Data records
>>>>
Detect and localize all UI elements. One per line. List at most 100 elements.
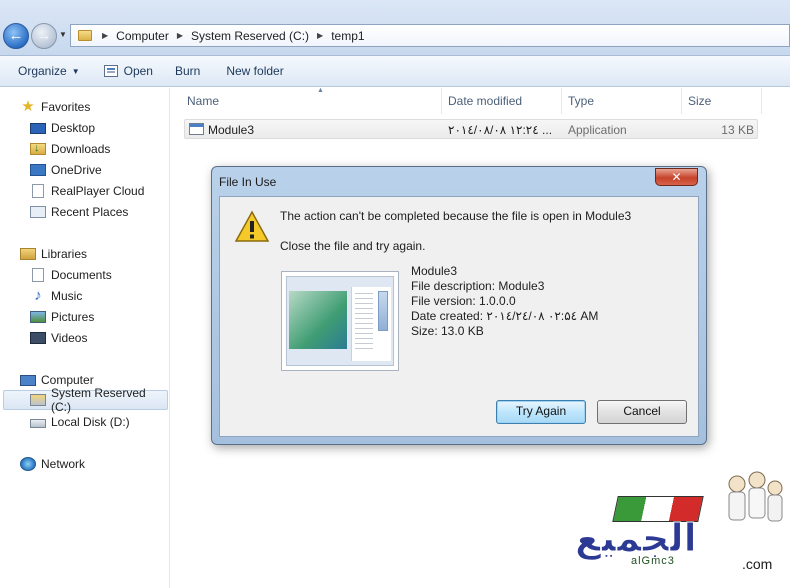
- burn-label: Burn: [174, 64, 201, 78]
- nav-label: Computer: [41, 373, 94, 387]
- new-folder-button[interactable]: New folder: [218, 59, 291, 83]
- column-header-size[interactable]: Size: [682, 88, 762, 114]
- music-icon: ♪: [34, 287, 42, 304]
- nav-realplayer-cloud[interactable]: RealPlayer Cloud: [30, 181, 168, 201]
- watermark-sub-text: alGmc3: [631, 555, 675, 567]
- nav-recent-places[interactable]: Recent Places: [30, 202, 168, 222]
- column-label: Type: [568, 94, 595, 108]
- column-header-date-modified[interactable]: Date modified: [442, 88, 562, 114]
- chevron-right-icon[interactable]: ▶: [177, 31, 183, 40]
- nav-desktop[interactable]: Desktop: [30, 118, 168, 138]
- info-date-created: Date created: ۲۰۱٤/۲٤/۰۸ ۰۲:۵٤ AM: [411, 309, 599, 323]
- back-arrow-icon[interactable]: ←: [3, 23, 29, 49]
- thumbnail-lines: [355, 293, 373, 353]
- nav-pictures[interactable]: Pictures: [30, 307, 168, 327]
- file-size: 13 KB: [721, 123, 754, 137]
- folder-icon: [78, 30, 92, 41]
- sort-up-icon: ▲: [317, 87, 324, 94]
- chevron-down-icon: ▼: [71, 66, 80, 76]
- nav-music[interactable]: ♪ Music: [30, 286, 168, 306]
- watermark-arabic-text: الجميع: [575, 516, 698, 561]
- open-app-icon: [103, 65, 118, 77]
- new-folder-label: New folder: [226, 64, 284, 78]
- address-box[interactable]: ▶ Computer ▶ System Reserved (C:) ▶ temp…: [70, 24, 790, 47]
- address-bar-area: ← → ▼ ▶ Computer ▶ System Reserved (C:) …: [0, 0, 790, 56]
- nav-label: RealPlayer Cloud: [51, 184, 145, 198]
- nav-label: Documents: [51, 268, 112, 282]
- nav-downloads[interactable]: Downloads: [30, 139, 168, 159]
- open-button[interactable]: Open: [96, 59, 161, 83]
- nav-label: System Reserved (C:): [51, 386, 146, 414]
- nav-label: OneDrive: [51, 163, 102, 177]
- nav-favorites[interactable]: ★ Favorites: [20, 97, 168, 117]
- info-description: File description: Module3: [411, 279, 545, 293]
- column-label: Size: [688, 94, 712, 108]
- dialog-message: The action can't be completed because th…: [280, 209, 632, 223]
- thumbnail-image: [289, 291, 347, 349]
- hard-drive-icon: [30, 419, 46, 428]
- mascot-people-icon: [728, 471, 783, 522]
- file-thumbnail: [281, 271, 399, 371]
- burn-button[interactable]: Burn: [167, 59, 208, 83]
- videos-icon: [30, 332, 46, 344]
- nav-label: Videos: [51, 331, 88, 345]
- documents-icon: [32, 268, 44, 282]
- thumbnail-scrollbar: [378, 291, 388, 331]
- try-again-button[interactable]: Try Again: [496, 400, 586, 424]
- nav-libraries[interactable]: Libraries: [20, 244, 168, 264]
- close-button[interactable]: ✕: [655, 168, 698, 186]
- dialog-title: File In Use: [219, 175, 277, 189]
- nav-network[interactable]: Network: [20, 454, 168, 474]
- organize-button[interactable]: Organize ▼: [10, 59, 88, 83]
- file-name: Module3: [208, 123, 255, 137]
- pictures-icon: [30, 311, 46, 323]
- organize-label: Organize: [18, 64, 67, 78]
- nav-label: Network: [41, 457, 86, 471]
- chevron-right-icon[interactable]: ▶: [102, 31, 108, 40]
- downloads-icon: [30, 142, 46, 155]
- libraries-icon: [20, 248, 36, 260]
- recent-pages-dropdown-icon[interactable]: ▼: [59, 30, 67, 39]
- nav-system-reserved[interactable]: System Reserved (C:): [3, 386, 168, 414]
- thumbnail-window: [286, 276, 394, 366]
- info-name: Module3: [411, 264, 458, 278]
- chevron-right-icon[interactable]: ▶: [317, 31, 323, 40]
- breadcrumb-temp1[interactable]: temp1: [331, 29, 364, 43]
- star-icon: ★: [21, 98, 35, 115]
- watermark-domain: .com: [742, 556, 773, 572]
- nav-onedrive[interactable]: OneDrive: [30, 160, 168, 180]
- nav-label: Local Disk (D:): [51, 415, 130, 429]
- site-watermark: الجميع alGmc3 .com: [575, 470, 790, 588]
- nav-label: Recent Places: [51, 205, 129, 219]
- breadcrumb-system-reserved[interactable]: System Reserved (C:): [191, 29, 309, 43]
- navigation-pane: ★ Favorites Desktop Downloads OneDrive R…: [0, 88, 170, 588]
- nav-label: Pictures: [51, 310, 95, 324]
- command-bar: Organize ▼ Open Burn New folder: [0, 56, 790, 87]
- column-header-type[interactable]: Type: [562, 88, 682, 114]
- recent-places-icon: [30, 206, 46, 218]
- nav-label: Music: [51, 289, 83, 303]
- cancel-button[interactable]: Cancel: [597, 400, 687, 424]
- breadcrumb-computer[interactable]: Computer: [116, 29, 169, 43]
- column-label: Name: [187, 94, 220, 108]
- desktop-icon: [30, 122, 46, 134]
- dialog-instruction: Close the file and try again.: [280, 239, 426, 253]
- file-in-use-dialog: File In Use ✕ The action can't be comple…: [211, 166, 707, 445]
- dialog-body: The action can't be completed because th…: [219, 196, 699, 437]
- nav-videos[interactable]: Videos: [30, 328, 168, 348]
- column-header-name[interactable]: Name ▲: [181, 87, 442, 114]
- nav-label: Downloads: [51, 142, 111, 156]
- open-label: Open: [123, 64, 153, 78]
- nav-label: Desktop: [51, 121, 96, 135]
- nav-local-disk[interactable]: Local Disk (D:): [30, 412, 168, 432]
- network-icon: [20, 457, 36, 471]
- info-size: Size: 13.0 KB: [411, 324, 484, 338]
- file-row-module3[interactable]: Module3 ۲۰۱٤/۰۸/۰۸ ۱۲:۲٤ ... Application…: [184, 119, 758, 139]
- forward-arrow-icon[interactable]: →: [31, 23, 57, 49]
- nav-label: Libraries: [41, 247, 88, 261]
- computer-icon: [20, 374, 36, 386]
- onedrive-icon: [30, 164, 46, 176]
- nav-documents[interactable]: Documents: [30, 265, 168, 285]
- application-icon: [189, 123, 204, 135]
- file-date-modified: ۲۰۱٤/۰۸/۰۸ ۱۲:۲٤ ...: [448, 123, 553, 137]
<<<<
>>>>
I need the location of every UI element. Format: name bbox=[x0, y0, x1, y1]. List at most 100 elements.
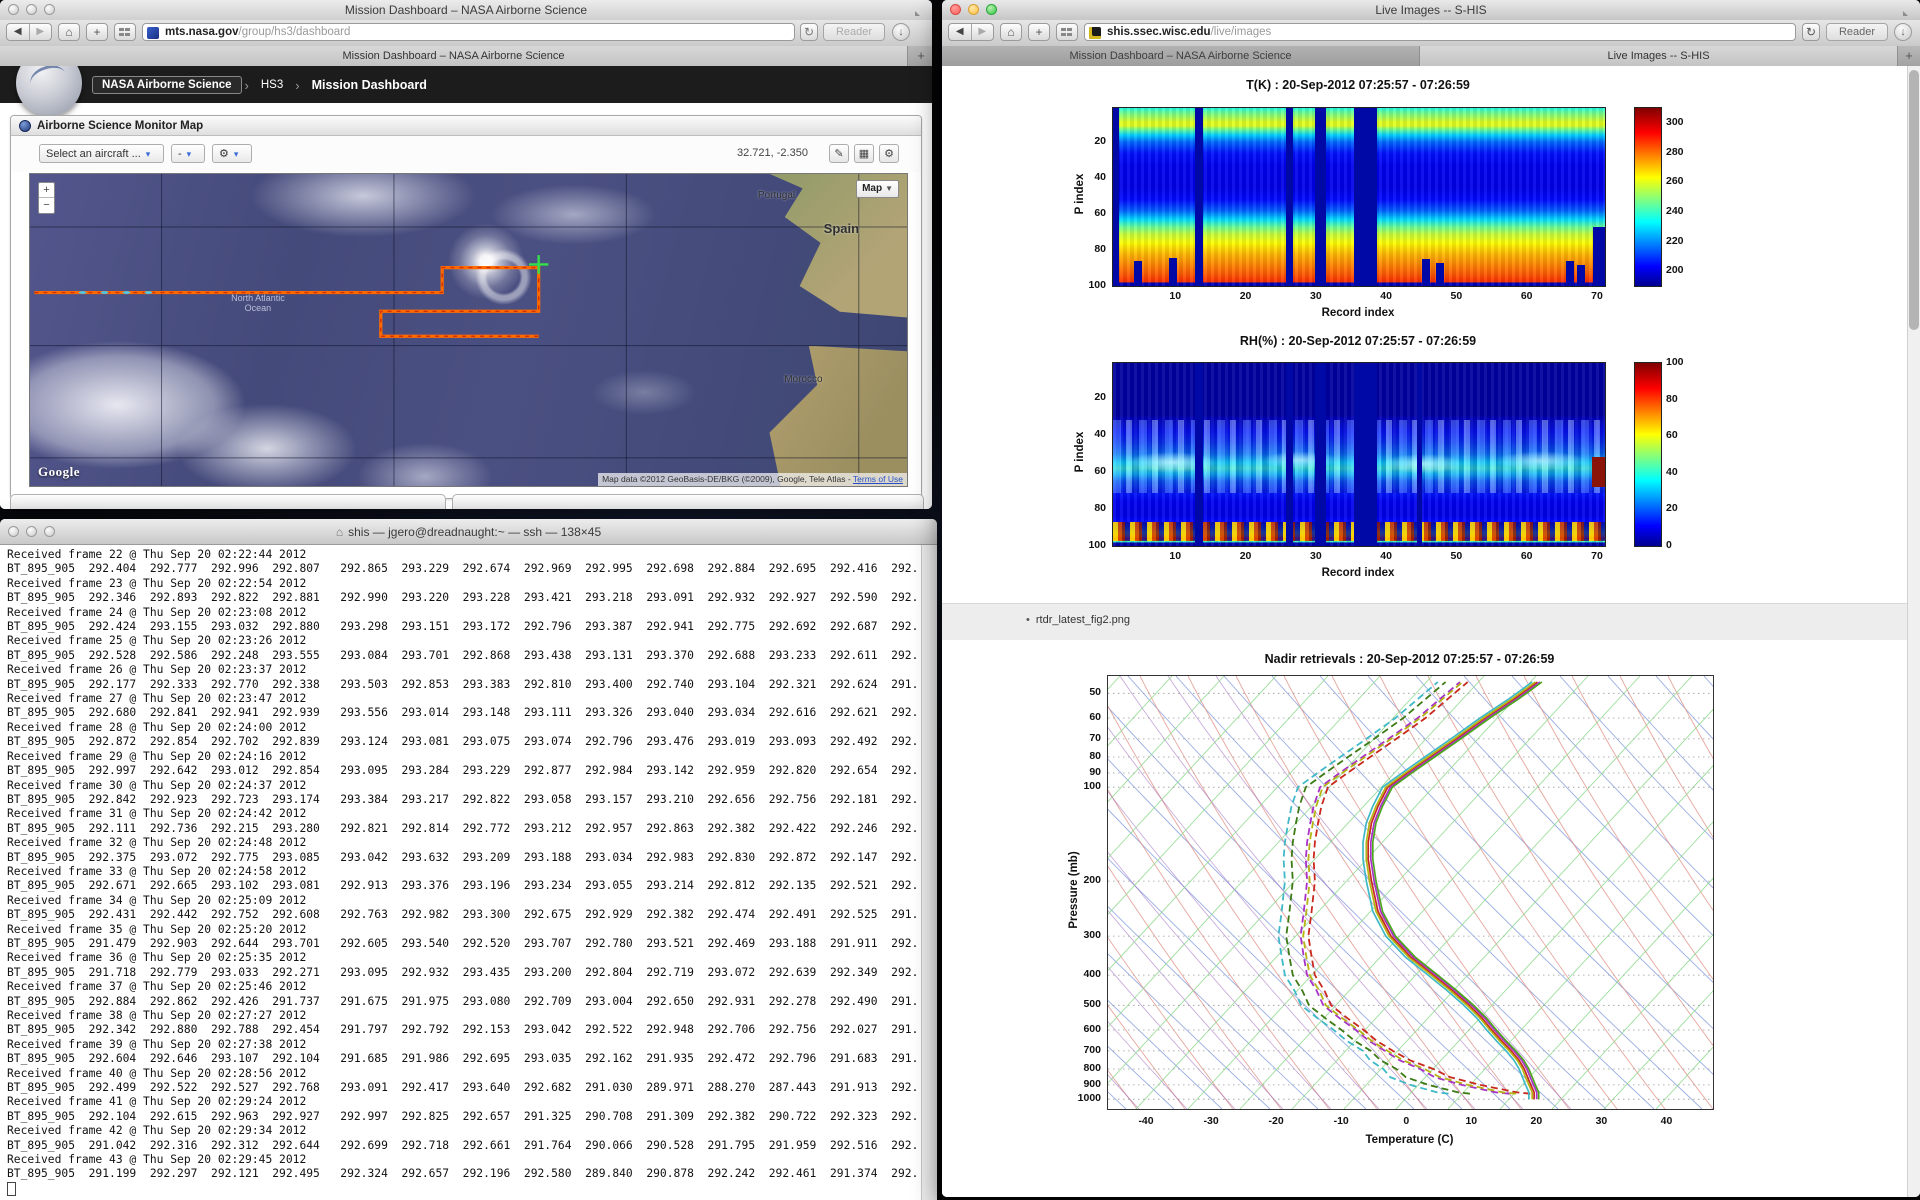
<<<<
Required work
Please copy out the rows from the line with "Detect and localize" to the line with "- column-header-size[interactable]: Size: [682, 88, 762, 114]", leaving out the pictures.

Result below
Detect and localize all UI elements. One per line. List at most 100 elements.
- burn-label: Burn: [174, 64, 201, 78]
- nav-label: Computer: [41, 373, 94, 387]
- new-folder-button[interactable]: New folder: [218, 59, 291, 83]
- column-header-size[interactable]: Size: [682, 88, 762, 114]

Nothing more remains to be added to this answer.